# [Given exercise]
From the entries below, gather every line containing the string "имени".

# [Listing]
------------------------------------------------

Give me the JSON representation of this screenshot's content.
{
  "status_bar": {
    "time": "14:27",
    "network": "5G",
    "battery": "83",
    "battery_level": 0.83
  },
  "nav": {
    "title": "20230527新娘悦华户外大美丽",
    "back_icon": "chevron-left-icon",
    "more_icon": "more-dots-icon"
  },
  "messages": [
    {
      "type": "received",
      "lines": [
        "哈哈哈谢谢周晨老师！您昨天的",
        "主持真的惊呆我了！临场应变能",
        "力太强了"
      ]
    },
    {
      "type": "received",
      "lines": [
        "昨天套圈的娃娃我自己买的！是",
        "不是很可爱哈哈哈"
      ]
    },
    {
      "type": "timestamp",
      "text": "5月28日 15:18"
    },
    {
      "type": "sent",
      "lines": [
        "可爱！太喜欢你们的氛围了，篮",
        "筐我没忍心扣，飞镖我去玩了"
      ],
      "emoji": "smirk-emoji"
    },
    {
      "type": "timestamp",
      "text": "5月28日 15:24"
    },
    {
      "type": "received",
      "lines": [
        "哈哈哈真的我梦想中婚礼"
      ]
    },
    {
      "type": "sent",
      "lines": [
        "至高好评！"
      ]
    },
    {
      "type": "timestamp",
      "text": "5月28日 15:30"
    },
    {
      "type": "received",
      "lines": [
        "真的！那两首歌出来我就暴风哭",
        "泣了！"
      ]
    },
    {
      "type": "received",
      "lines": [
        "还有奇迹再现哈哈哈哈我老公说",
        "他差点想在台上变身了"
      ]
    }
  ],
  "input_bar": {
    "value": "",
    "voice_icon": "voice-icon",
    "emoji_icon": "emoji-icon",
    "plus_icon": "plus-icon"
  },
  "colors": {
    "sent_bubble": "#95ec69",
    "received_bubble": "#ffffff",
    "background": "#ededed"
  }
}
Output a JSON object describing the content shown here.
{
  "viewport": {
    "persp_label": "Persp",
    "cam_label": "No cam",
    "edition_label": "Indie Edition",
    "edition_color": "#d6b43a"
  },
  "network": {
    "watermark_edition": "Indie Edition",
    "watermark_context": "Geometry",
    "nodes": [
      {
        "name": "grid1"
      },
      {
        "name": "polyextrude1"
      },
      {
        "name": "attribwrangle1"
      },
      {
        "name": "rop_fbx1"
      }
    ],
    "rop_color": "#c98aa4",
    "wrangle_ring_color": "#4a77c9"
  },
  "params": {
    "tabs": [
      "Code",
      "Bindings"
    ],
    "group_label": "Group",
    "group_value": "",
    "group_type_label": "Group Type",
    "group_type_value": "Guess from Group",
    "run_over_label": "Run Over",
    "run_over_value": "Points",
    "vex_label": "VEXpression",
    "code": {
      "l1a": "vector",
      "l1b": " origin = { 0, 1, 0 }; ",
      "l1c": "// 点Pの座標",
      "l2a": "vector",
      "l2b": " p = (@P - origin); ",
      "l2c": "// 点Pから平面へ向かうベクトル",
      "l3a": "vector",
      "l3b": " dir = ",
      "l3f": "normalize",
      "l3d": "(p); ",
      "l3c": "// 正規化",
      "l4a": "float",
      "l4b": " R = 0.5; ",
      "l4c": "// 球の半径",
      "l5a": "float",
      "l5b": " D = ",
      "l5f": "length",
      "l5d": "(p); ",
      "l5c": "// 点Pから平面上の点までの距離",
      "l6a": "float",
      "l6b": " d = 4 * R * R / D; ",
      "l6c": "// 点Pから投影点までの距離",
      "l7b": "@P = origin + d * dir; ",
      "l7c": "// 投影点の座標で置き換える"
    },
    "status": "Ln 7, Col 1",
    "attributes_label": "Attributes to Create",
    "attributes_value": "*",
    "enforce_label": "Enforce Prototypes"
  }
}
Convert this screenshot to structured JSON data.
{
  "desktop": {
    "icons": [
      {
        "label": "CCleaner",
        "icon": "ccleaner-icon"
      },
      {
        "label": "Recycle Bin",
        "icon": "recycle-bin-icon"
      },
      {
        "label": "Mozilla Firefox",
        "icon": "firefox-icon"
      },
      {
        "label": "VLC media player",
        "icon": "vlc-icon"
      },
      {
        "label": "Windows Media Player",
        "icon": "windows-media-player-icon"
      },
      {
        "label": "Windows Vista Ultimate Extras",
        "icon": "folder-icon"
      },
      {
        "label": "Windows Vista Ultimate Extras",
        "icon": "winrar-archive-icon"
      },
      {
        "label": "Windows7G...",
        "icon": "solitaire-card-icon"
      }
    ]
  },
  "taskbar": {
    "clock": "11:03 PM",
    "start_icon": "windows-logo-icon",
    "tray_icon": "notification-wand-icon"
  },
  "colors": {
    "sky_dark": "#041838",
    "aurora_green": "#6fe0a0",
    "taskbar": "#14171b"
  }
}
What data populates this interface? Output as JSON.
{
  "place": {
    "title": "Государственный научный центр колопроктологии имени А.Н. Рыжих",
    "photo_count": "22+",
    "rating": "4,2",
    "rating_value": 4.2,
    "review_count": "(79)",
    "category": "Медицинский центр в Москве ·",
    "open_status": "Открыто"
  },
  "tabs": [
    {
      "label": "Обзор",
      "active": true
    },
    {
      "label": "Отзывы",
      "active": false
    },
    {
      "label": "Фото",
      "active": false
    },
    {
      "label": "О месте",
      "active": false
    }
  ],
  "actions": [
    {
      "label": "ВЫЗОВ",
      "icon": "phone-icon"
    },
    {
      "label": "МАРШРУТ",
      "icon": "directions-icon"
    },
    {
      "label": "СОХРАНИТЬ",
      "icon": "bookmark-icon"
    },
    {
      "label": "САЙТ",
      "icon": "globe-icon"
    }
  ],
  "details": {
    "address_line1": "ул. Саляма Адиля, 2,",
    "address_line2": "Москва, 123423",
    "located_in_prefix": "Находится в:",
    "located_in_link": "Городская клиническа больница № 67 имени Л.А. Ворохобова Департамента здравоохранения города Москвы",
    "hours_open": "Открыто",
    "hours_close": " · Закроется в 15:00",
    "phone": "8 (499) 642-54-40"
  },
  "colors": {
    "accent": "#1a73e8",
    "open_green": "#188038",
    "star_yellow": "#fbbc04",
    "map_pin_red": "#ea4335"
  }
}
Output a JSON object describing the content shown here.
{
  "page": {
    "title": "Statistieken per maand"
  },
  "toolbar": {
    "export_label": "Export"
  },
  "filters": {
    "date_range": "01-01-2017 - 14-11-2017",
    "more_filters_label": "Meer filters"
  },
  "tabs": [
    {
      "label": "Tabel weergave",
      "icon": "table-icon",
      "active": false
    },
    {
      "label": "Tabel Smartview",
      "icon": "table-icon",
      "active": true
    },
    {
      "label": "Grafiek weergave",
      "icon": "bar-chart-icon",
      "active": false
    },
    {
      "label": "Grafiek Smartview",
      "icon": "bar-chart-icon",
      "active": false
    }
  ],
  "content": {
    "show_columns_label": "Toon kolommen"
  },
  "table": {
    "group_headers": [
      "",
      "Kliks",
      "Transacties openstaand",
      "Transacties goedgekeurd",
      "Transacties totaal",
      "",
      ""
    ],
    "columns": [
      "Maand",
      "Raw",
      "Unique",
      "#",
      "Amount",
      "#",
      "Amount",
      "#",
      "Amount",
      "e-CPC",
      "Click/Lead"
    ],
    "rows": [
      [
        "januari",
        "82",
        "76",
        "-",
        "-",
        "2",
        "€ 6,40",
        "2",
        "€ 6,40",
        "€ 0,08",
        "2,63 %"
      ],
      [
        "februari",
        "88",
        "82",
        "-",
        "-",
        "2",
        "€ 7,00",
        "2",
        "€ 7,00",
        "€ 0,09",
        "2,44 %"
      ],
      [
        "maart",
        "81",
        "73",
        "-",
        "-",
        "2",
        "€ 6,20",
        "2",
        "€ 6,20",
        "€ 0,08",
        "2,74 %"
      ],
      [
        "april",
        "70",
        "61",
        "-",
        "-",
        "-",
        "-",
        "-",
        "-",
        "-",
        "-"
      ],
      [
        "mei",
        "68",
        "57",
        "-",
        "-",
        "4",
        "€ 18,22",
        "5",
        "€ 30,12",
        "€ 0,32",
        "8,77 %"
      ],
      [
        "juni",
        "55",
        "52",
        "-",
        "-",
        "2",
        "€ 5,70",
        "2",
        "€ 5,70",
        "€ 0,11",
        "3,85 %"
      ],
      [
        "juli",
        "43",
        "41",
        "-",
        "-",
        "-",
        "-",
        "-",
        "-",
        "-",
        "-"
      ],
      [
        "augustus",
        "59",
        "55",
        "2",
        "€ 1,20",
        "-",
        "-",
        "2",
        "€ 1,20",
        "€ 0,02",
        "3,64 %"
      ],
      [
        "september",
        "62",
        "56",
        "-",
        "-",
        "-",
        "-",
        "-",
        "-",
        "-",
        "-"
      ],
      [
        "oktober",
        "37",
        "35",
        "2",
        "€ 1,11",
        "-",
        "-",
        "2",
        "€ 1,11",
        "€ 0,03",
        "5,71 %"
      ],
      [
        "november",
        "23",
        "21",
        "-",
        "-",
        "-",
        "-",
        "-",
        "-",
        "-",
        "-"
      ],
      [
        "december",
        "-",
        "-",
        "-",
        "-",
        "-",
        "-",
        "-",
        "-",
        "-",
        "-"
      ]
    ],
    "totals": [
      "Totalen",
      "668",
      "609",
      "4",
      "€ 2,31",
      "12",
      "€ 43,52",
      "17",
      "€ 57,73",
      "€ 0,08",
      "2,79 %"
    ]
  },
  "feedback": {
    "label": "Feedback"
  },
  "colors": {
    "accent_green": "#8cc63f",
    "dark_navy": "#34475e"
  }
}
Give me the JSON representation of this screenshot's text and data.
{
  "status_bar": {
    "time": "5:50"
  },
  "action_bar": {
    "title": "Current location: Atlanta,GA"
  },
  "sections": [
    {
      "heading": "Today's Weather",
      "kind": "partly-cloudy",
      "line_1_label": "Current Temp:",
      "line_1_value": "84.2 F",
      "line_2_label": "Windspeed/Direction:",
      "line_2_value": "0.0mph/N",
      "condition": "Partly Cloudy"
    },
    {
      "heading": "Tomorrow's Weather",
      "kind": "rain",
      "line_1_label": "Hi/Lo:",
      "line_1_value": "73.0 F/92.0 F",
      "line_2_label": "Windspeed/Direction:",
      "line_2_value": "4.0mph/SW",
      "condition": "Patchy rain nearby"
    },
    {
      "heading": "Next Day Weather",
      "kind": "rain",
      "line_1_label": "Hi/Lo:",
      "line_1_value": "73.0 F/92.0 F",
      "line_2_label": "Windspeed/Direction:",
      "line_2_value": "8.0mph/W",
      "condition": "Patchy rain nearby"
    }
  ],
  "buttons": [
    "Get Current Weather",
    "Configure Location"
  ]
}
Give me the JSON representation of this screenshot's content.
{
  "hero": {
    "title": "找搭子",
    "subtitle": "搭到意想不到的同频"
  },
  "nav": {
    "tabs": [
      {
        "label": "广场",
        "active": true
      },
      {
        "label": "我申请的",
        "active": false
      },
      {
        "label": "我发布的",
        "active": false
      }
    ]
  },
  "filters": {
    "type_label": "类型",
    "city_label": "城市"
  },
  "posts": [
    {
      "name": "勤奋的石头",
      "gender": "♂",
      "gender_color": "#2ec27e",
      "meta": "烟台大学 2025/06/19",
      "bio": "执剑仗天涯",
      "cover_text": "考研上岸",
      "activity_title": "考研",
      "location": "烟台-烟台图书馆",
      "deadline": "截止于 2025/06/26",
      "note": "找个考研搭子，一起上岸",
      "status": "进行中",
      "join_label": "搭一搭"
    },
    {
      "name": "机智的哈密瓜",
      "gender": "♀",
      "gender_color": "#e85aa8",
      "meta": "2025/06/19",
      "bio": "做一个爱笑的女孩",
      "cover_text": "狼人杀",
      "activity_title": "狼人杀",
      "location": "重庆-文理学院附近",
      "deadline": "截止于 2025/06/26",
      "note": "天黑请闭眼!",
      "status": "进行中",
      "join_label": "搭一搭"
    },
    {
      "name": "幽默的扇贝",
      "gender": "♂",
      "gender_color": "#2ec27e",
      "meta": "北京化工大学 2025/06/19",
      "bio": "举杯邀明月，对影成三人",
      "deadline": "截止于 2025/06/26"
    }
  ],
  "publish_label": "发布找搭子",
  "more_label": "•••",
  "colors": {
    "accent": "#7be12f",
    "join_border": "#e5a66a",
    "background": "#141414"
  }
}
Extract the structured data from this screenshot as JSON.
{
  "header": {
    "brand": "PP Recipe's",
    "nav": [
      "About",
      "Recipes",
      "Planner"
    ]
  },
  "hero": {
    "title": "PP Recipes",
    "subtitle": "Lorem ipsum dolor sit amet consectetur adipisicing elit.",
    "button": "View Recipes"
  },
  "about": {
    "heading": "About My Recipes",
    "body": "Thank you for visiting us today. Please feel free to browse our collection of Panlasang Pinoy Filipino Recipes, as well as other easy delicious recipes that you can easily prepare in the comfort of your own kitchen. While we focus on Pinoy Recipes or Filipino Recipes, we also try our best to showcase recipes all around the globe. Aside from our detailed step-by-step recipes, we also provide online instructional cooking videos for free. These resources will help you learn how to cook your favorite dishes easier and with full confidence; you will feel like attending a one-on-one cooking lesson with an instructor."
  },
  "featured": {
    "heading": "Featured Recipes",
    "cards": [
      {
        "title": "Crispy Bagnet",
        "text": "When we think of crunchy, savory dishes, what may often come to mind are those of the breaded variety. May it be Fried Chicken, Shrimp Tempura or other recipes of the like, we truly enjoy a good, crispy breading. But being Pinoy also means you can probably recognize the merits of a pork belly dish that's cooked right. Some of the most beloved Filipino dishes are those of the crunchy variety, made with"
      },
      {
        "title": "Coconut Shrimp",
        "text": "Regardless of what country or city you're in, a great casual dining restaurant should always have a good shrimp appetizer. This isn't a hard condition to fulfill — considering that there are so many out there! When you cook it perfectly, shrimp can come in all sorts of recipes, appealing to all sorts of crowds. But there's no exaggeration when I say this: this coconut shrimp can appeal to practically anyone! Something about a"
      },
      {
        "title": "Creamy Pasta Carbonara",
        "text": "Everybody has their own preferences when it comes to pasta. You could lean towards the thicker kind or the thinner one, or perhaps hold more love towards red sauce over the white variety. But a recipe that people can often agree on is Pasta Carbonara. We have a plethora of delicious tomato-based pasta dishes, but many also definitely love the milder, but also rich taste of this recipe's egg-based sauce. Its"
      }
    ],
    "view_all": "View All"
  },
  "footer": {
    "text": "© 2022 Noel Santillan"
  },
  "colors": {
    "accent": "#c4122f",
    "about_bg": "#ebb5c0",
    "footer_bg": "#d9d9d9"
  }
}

------------------------------------------------

# [Answer]
    "title": "Государственный научный центр колопроктологии имени А.Н. Рыжих",
    "located_in_link": "Городская клиническа больница № 67 имени Л.А. Ворохобова Департамента здравоохранения города Москвы",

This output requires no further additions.